### [ROWS]
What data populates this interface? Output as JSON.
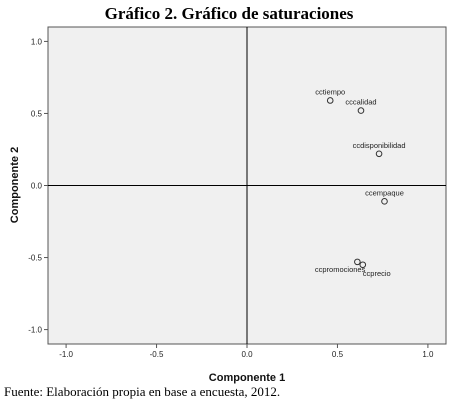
{
  "title": "Gráfico 2. Gráfico de saturaciones",
  "footer": "Fuente: Elaboración propia en base a encuesta, 2012.",
  "chart_data": {
    "type": "scatter",
    "xlabel": "Componente 1",
    "ylabel": "Componente 2",
    "xlim": [
      -1.1,
      1.1
    ],
    "ylim": [
      -1.1,
      1.1
    ],
    "x_ticks": [
      -1.0,
      -0.5,
      0.0,
      0.5,
      1.0
    ],
    "y_ticks": [
      1.0,
      0.5,
      0.0,
      -0.5,
      -1.0
    ],
    "x_tick_labels": [
      "-1.0",
      "-0.5",
      "0.0",
      "0.5",
      "1.0"
    ],
    "y_tick_labels": [
      "1.0",
      "0.5",
      "0.0",
      "-0.5",
      "-1.0"
    ],
    "grid": false,
    "reference_lines": {
      "x": 0,
      "y": 0
    },
    "points": [
      {
        "label": "cctiempo",
        "x": 0.46,
        "y": 0.59
      },
      {
        "label": "cccalidad",
        "x": 0.63,
        "y": 0.52
      },
      {
        "label": "ccdisponibilidad",
        "x": 0.73,
        "y": 0.22
      },
      {
        "label": "ccempaque",
        "x": 0.76,
        "y": -0.11
      },
      {
        "label": "ccpromociones",
        "x": 0.61,
        "y": -0.53
      },
      {
        "label": "ccprecio",
        "x": 0.64,
        "y": -0.55
      }
    ],
    "colors": {
      "plot_background": "#f0f0f0",
      "marker": "#333333"
    }
  }
}
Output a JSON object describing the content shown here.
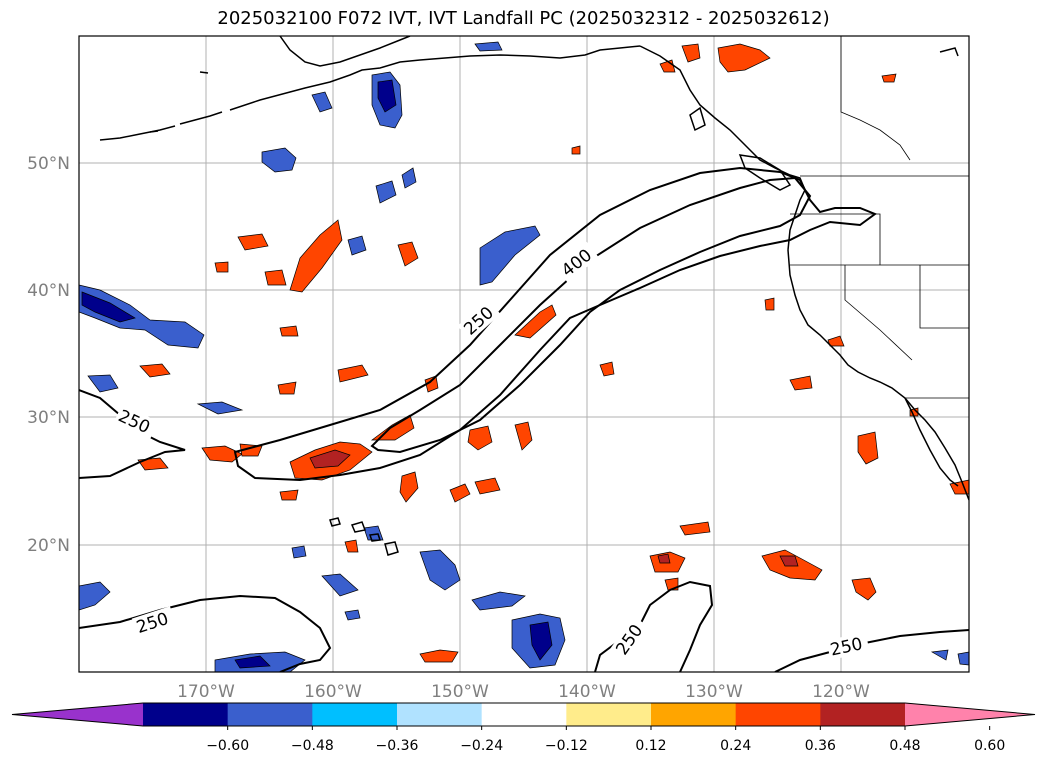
{
  "title": "2025032100 F072 IVT, IVT Landfall PC (2025032312 - 2025032612)",
  "lat_labels": [
    "50°N",
    "40°N",
    "30°N",
    "20°N"
  ],
  "lon_labels": [
    "170°W",
    "160°W",
    "150°W",
    "140°W",
    "130°W",
    "120°W"
  ],
  "contour_labels": [
    "250",
    "400",
    "250",
    "250",
    "250",
    "250"
  ],
  "colorbar": {
    "ticks": [
      "−0.60",
      "−0.48",
      "−0.36",
      "−0.24",
      "−0.12",
      "0.12",
      "0.24",
      "0.36",
      "0.48",
      "0.60"
    ],
    "colors": [
      "#9932cc",
      "#00008b",
      "#3a5fcd",
      "#00bfff",
      "#b0e2ff",
      "#ffffff",
      "#ffec8b",
      "#ffa500",
      "#ff4500",
      "#b22222",
      "#ff82ab"
    ]
  },
  "colors": {
    "neg_dark": "#00008b",
    "neg_mid": "#3a5fcd",
    "neg_light": "#00bfff",
    "pos_light": "#ffec8b",
    "pos_mid": "#ffa500",
    "pos_strong": "#ff4500",
    "pos_dark": "#b22222"
  }
}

### [BRIEF]
Copy out the whole listing exactly, and don't carry over any pictures.

### [REPLY]
What data populates this interface? Output as JSON.
{
  "title": "Gráfico 2. Gráfico de saturaciones",
  "footer": "Fuente: Elaboración propia en base a encuesta, 2012.",
  "chart_data": {
    "type": "scatter",
    "xlabel": "Componente 1",
    "ylabel": "Componente 2",
    "xlim": [
      -1.1,
      1.1
    ],
    "ylim": [
      -1.1,
      1.1
    ],
    "x_ticks": [
      -1.0,
      -0.5,
      0.0,
      0.5,
      1.0
    ],
    "y_ticks": [
      1.0,
      0.5,
      0.0,
      -0.5,
      -1.0
    ],
    "x_tick_labels": [
      "-1.0",
      "-0.5",
      "0.0",
      "0.5",
      "1.0"
    ],
    "y_tick_labels": [
      "1.0",
      "0.5",
      "0.0",
      "-0.5",
      "-1.0"
    ],
    "grid": false,
    "reference_lines": {
      "x": 0,
      "y": 0
    },
    "points": [
      {
        "label": "cctiempo",
        "x": 0.46,
        "y": 0.59
      },
      {
        "label": "cccalidad",
        "x": 0.63,
        "y": 0.52
      },
      {
        "label": "ccdisponibilidad",
        "x": 0.73,
        "y": 0.22
      },
      {
        "label": "ccempaque",
        "x": 0.76,
        "y": -0.11
      },
      {
        "label": "ccpromociones",
        "x": 0.61,
        "y": -0.53
      },
      {
        "label": "ccprecio",
        "x": 0.64,
        "y": -0.55
      }
    ],
    "colors": {
      "plot_background": "#f0f0f0",
      "marker": "#333333"
    }
  }
}
Output a JSON object describing the content shown here.
{
  "title": "2025032100 F072 IVT, IVT Landfall PC (2025032312 - 2025032612)",
  "lat_labels": [
    "50°N",
    "40°N",
    "30°N",
    "20°N"
  ],
  "lon_labels": [
    "170°W",
    "160°W",
    "150°W",
    "140°W",
    "130°W",
    "120°W"
  ],
  "contour_labels": [
    "250",
    "400",
    "250",
    "250",
    "250",
    "250"
  ],
  "colorbar": {
    "ticks": [
      "−0.60",
      "−0.48",
      "−0.36",
      "−0.24",
      "−0.12",
      "0.12",
      "0.24",
      "0.36",
      "0.48",
      "0.60"
    ],
    "colors": [
      "#9932cc",
      "#00008b",
      "#3a5fcd",
      "#00bfff",
      "#b0e2ff",
      "#ffffff",
      "#ffec8b",
      "#ffa500",
      "#ff4500",
      "#b22222",
      "#ff82ab"
    ]
  },
  "colors": {
    "neg_dark": "#00008b",
    "neg_mid": "#3a5fcd",
    "neg_light": "#00bfff",
    "pos_light": "#ffec8b",
    "pos_mid": "#ffa500",
    "pos_strong": "#ff4500",
    "pos_dark": "#b22222"
  }
}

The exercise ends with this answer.